Source records
══════════════════════════════

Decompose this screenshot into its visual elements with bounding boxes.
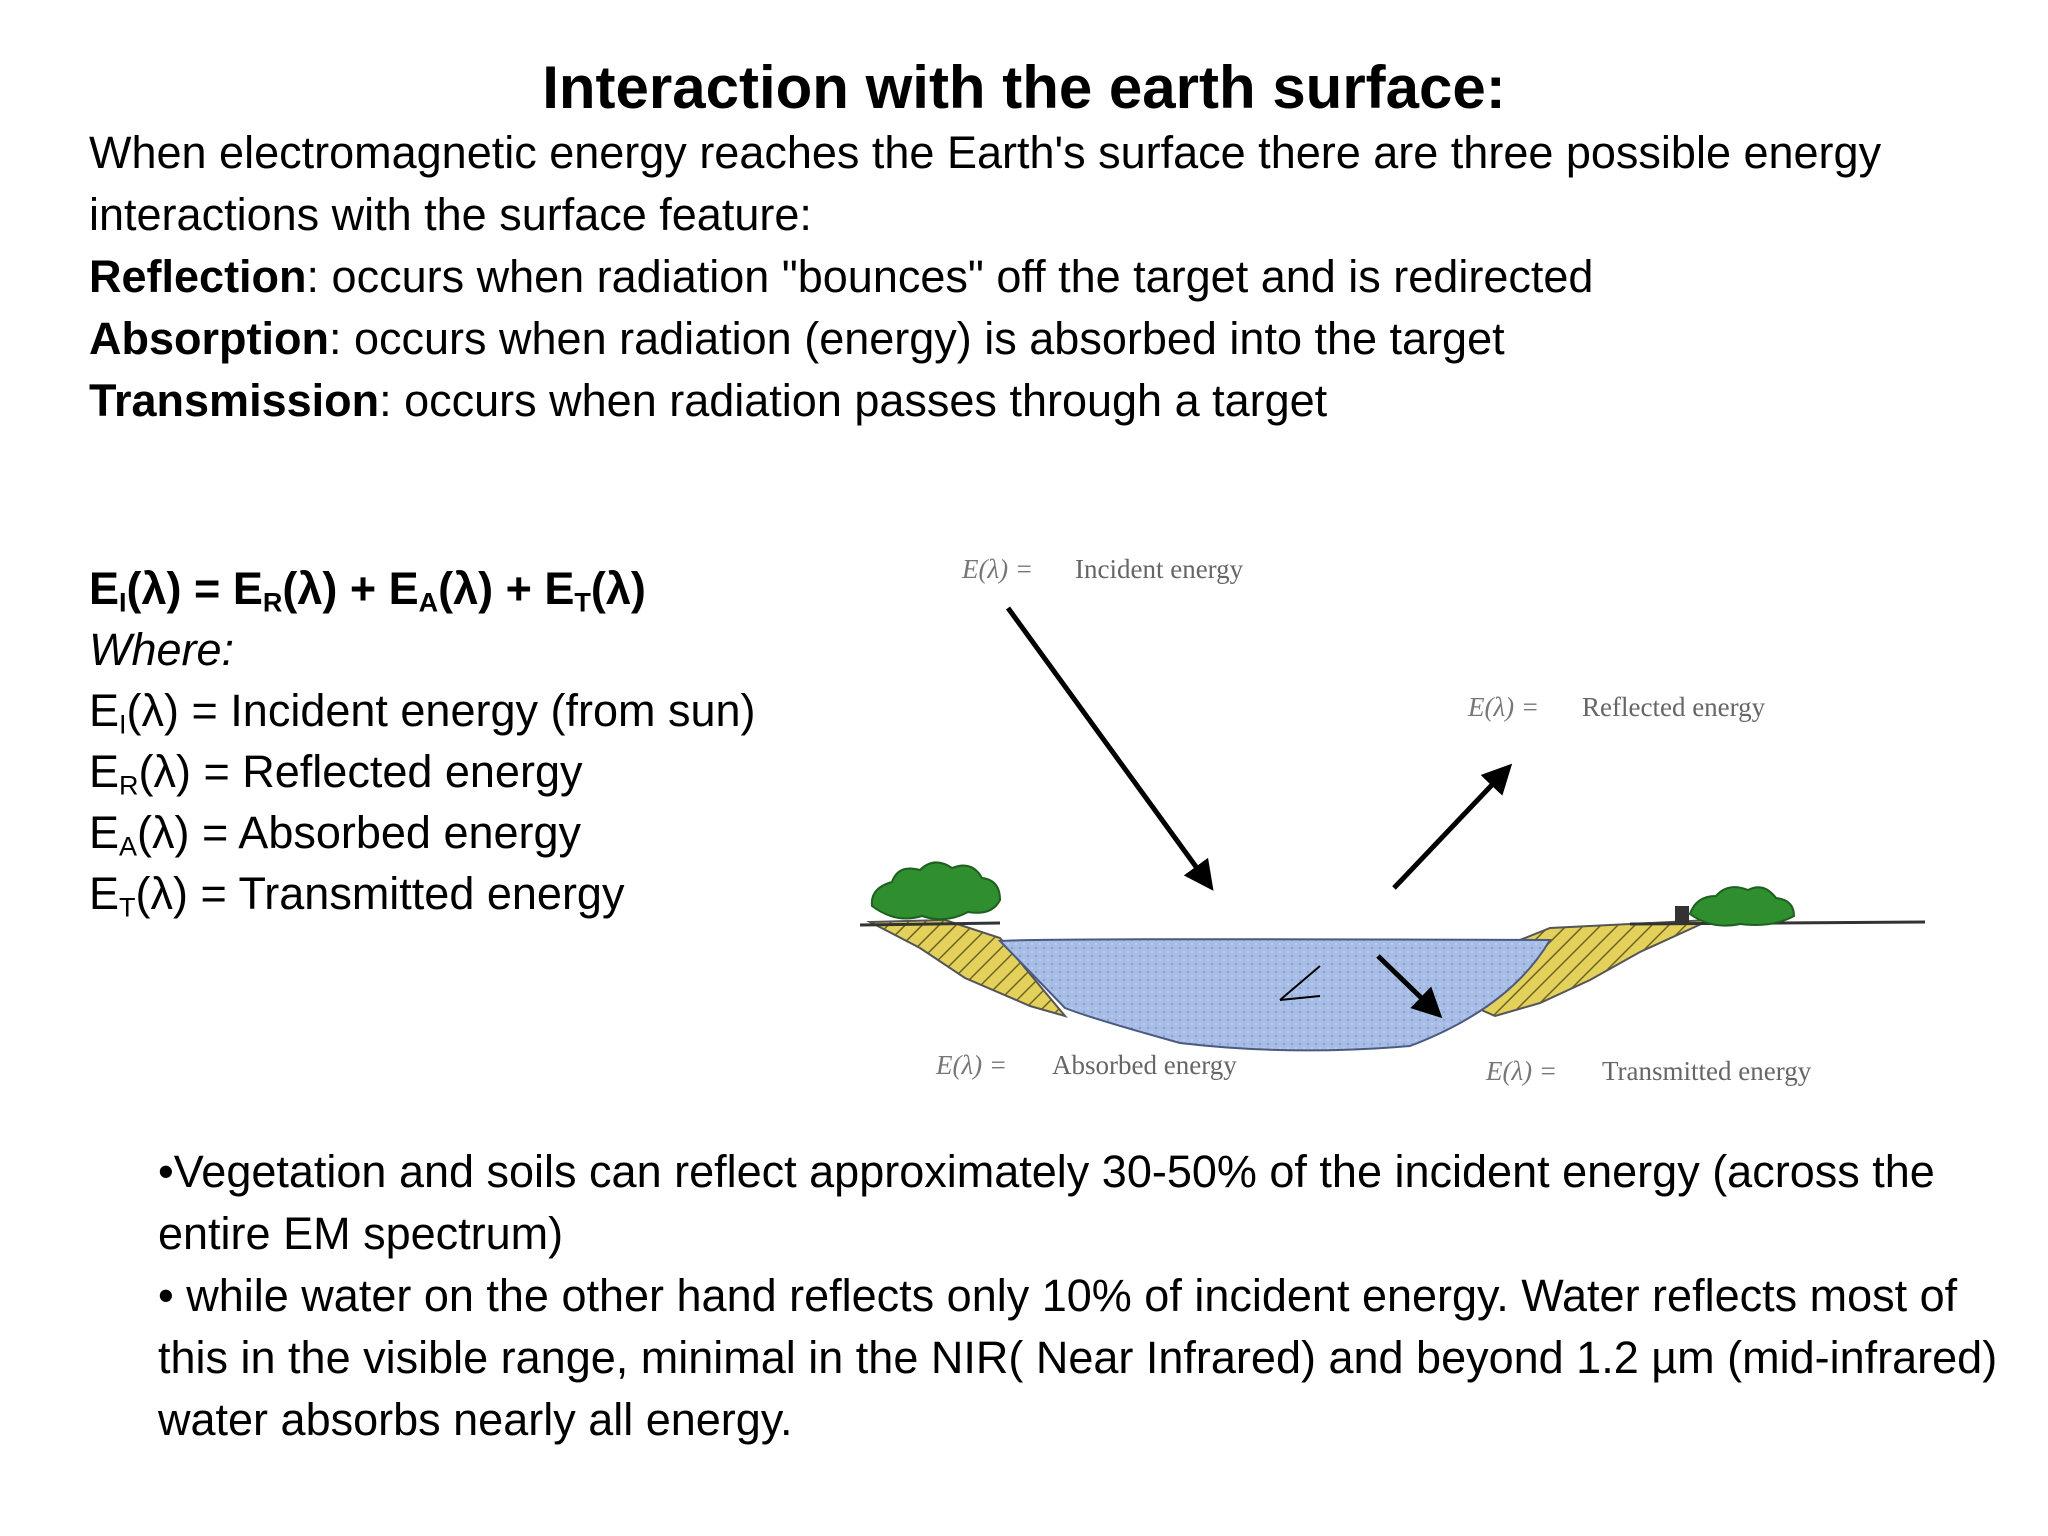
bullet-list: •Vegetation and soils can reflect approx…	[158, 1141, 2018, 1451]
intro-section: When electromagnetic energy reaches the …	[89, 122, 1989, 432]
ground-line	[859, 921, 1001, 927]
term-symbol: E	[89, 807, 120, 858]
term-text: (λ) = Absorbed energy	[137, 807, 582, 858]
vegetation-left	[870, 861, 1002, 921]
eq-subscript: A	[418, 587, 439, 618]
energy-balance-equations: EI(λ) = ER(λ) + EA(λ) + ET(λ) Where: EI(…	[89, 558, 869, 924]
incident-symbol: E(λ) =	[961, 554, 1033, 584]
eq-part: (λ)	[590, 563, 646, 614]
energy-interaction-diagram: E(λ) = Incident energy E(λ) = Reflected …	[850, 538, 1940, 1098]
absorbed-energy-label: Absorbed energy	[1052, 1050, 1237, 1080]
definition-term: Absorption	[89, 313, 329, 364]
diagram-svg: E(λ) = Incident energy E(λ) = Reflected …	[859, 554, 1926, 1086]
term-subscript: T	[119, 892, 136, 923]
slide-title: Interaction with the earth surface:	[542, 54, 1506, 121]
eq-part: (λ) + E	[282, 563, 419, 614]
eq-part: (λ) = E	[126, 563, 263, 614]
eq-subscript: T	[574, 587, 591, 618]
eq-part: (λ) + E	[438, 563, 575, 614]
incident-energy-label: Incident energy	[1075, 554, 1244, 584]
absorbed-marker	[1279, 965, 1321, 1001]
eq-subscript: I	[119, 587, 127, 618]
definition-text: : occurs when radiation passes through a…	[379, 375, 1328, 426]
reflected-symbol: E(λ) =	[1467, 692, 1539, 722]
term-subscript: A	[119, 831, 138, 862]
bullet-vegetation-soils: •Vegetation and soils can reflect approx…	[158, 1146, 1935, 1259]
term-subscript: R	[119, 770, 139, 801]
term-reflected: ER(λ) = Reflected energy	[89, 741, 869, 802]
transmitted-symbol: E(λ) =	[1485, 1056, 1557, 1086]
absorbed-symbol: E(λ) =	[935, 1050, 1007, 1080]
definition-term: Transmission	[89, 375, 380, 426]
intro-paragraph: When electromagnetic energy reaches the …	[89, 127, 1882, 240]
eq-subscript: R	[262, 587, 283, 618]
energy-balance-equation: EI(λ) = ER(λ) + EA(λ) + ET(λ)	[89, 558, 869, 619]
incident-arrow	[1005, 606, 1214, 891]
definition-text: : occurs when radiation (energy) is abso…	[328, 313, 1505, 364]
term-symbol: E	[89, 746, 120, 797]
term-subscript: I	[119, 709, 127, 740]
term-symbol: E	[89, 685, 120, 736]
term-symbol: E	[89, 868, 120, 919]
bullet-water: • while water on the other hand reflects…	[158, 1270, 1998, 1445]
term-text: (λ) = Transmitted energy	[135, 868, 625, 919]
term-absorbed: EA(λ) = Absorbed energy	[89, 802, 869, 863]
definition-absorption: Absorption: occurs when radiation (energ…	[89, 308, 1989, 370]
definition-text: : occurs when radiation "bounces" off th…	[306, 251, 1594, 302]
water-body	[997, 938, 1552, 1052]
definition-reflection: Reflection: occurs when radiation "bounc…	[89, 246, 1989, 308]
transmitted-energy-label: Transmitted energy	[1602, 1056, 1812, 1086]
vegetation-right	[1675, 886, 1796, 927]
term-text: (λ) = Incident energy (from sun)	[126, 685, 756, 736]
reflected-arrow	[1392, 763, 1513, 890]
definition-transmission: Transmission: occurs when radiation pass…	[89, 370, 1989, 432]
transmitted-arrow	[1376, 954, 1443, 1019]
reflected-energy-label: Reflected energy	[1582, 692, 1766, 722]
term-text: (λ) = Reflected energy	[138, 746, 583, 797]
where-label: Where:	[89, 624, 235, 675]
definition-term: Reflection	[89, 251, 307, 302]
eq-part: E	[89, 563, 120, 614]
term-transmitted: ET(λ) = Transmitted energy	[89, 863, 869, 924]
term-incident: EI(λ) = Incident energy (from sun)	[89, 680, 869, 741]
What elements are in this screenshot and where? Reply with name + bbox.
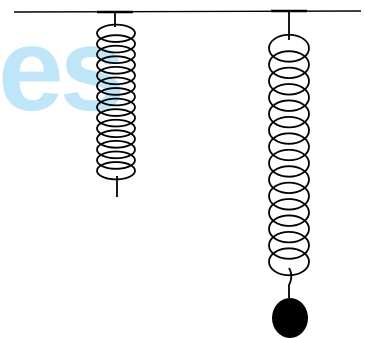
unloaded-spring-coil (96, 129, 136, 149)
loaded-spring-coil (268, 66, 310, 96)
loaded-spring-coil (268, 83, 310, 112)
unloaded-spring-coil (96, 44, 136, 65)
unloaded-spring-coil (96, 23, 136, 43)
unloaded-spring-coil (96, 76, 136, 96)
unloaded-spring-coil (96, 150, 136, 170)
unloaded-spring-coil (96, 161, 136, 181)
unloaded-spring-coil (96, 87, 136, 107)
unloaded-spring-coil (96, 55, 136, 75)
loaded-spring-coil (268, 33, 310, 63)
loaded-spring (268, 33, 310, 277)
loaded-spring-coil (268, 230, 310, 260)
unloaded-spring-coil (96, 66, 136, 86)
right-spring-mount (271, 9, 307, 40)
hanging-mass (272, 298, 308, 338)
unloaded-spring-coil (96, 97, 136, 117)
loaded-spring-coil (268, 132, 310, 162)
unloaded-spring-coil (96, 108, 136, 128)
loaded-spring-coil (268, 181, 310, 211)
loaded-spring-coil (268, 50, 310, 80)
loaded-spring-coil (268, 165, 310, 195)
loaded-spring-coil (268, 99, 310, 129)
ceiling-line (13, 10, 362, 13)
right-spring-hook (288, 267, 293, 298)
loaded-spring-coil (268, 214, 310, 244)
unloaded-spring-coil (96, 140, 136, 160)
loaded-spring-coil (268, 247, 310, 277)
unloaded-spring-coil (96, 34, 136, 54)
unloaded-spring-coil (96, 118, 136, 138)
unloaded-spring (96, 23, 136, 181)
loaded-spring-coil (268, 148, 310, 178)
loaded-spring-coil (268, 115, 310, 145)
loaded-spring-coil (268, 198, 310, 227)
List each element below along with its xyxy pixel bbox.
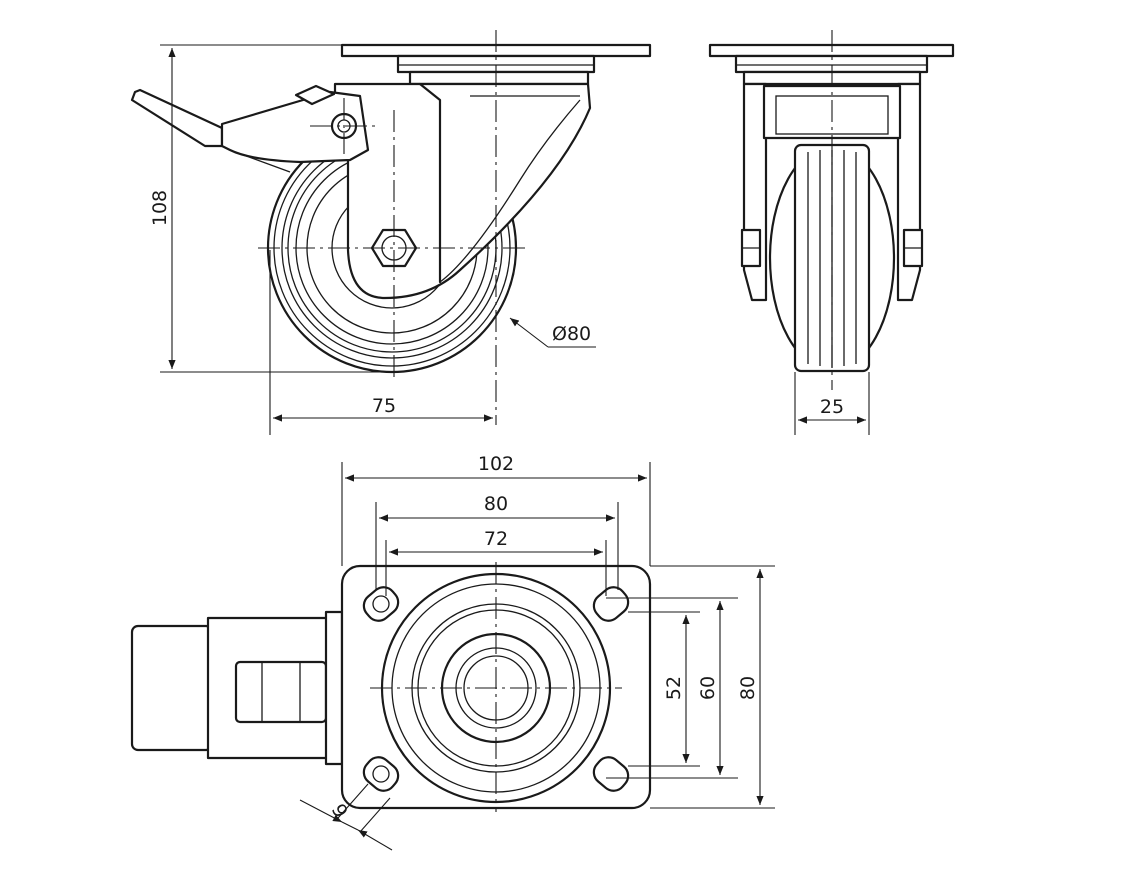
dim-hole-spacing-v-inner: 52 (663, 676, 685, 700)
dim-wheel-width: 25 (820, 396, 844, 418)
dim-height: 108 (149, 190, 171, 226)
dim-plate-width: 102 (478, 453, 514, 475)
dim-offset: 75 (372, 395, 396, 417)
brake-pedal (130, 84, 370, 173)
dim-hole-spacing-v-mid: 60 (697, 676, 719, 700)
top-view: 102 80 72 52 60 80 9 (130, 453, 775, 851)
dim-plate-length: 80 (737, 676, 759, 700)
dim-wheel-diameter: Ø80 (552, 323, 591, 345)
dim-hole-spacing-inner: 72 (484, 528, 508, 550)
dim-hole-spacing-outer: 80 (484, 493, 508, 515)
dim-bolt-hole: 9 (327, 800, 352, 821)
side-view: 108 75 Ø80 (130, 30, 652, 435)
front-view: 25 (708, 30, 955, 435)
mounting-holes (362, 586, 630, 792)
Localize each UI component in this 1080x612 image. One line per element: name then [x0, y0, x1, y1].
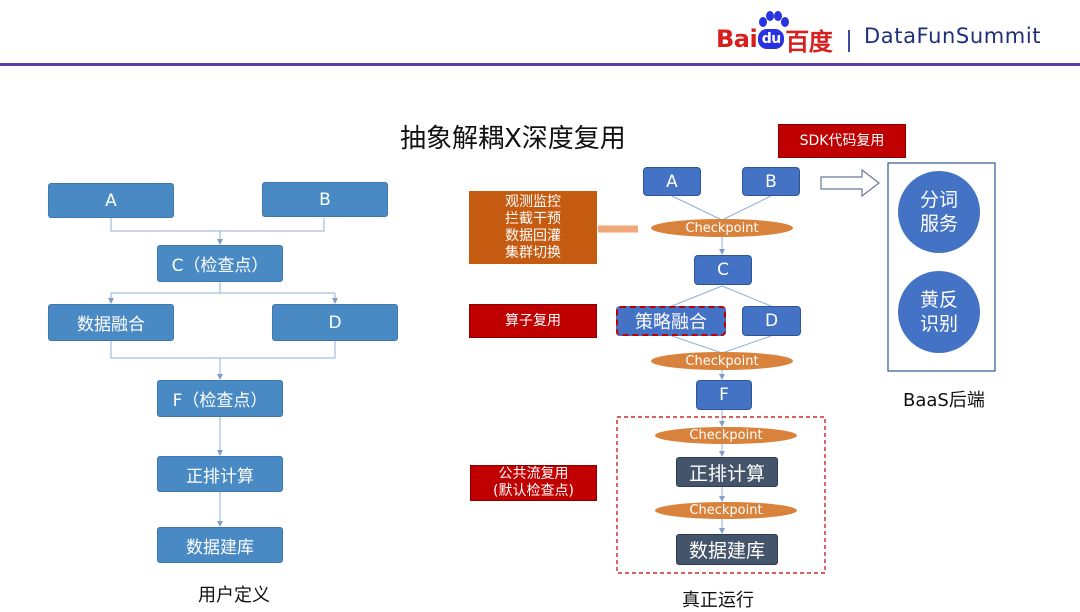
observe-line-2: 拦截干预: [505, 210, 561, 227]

══════════════════════════════

What needs to be done
Please copy every line of the records above exactly, leaving out the pictures.

Solution
Decompose this screenshot into its visual elements with bounding boxes.
bullet-list: •Vegetation and soils can reflect approx…	[158, 1141, 2018, 1451]
intro-section: When electromagnetic energy reaches the …	[89, 122, 1989, 432]
ground-line	[859, 921, 1001, 927]
term-symbol: E	[89, 807, 120, 858]
term-text: (λ) = Absorbed energy	[137, 807, 582, 858]
vegetation-left	[870, 861, 1002, 921]
eq-subscript: A	[418, 587, 439, 618]
energy-balance-equations: EI(λ) = ER(λ) + EA(λ) + ET(λ) Where: EI(…	[89, 558, 869, 924]
incident-symbol: E(λ) =	[961, 554, 1033, 584]
eq-part: (λ)	[590, 563, 646, 614]
energy-interaction-diagram: E(λ) = Incident energy E(λ) = Reflected …	[850, 538, 1940, 1098]
absorbed-energy-label: Absorbed energy	[1052, 1050, 1237, 1080]
definition-term: Absorption	[89, 313, 329, 364]
diagram-svg: E(λ) = Incident energy E(λ) = Reflected …	[859, 554, 1926, 1086]
term-subscript: T	[119, 892, 136, 923]
slide-title: Interaction with the earth surface:	[542, 54, 1506, 121]
eq-part: (λ) + E	[282, 563, 419, 614]
eq-part: (λ) = E	[126, 563, 263, 614]
eq-subscript: T	[574, 587, 591, 618]
eq-part: (λ) + E	[438, 563, 575, 614]
incident-energy-label: Incident energy	[1075, 554, 1244, 584]
absorbed-marker	[1279, 965, 1321, 1001]
eq-subscript: I	[119, 587, 127, 618]
definition-text: : occurs when radiation passes through a…	[379, 375, 1328, 426]
reflected-symbol: E(λ) =	[1467, 692, 1539, 722]
term-subscript: A	[119, 831, 138, 862]
bullet-vegetation-soils: •Vegetation and soils can reflect approx…	[158, 1146, 1935, 1259]
term-subscript: R	[119, 770, 139, 801]
term-reflected: ER(λ) = Reflected energy	[89, 741, 869, 802]
transmitted-symbol: E(λ) =	[1485, 1056, 1557, 1086]
absorbed-symbol: E(λ) =	[935, 1050, 1007, 1080]
definition-term: Transmission	[89, 375, 380, 426]
intro-paragraph: When electromagnetic energy reaches the …	[89, 127, 1882, 240]
eq-subscript: R	[262, 587, 283, 618]
energy-balance-equation: EI(λ) = ER(λ) + EA(λ) + ET(λ)	[89, 558, 869, 619]
incident-arrow	[1005, 606, 1214, 891]
definition-text: : occurs when radiation (energy) is abso…	[328, 313, 1505, 364]
term-symbol: E	[89, 746, 120, 797]
term-subscript: I	[119, 709, 127, 740]
term-symbol: E	[89, 685, 120, 736]
term-symbol: E	[89, 868, 120, 919]
bullet-water: • while water on the other hand reflects…	[158, 1270, 1998, 1445]
term-text: (λ) = Transmitted energy	[135, 868, 625, 919]
term-absorbed: EA(λ) = Absorbed energy	[89, 802, 869, 863]
definition-absorption: Absorption: occurs when radiation (energ…	[89, 308, 1989, 370]
definition-text: : occurs when radiation "bounces" off th…	[306, 251, 1594, 302]
water-body	[997, 938, 1552, 1052]
definition-reflection: Reflection: occurs when radiation "bounc…	[89, 246, 1989, 308]
transmitted-energy-label: Transmitted energy	[1602, 1056, 1812, 1086]
vegetation-right	[1675, 886, 1796, 927]
term-text: (λ) = Incident energy (from sun)	[126, 685, 756, 736]
reflected-arrow	[1392, 763, 1513, 890]
definition-transmission: Transmission: occurs when radiation pass…	[89, 370, 1989, 432]
transmitted-arrow	[1376, 954, 1443, 1019]
reflected-energy-label: Reflected energy	[1582, 692, 1766, 722]
term-text: (λ) = Reflected energy	[138, 746, 583, 797]
where-label: Where:	[89, 624, 235, 675]
definition-term: Reflection	[89, 251, 307, 302]
eq-part: E	[89, 563, 120, 614]
term-transmitted: ET(λ) = Transmitted energy	[89, 863, 869, 924]
term-incident: EI(λ) = Incident energy (from sun)	[89, 680, 869, 741]
What elements are in this screenshot and where? Reply with name + bbox.
unloaded-spring-coil (96, 129, 136, 149)
loaded-spring-coil (268, 66, 310, 96)
loaded-spring-coil (268, 83, 310, 112)
unloaded-spring-coil (96, 44, 136, 65)
unloaded-spring-coil (96, 23, 136, 43)
unloaded-spring-coil (96, 76, 136, 96)
unloaded-spring-coil (96, 150, 136, 170)
unloaded-spring-coil (96, 161, 136, 181)
unloaded-spring-coil (96, 87, 136, 107)
unloaded-spring-coil (96, 55, 136, 75)
loaded-spring-coil (268, 33, 310, 63)
loaded-spring (268, 33, 310, 277)
loaded-spring-coil (268, 230, 310, 260)
unloaded-spring-coil (96, 66, 136, 86)
right-spring-mount (271, 9, 307, 40)
hanging-mass (272, 298, 308, 338)
unloaded-spring-coil (96, 97, 136, 117)
loaded-spring-coil (268, 132, 310, 162)
unloaded-spring-coil (96, 108, 136, 128)
loaded-spring-coil (268, 181, 310, 211)
loaded-spring-coil (268, 50, 310, 80)
loaded-spring-coil (268, 165, 310, 195)
loaded-spring-coil (268, 99, 310, 129)
ceiling-line (13, 10, 362, 13)
right-spring-hook (288, 267, 293, 298)
loaded-spring-coil (268, 214, 310, 244)
unloaded-spring-coil (96, 140, 136, 160)
loaded-spring-coil (268, 247, 310, 277)
unloaded-spring-coil (96, 34, 136, 54)
unloaded-spring-coil (96, 118, 136, 138)
unloaded-spring (96, 23, 136, 181)
loaded-spring-coil (268, 148, 310, 178)
loaded-spring-coil (268, 115, 310, 145)
loaded-spring-coil (268, 198, 310, 227)
List each element below along with its xyxy pixel bbox.
dim-hole-spacing-v-inner: 52 (663, 676, 685, 700)
dim-wheel-width: 25 (820, 396, 844, 418)
dim-height: 108 (149, 190, 171, 226)
dim-plate-width: 102 (478, 453, 514, 475)
dim-offset: 75 (372, 395, 396, 417)
brake-pedal (130, 84, 370, 173)
dim-hole-spacing-v-mid: 60 (697, 676, 719, 700)
top-view: 102 80 72 52 60 80 9 (130, 453, 775, 851)
dim-plate-length: 80 (737, 676, 759, 700)
dim-wheel-diameter: Ø80 (552, 323, 591, 345)
dim-hole-spacing-inner: 72 (484, 528, 508, 550)
dim-hole-spacing-outer: 80 (484, 493, 508, 515)
dim-bolt-hole: 9 (327, 800, 352, 821)
side-view: 108 75 Ø80 (130, 30, 652, 435)
front-view: 25 (708, 30, 955, 435)
mounting-holes (362, 586, 630, 792)
Localize each UI component in this 1080x612 image. One line per element: name then [x0, y0, x1, y1].
observe-line-2: 拦截干预: [505, 210, 561, 227]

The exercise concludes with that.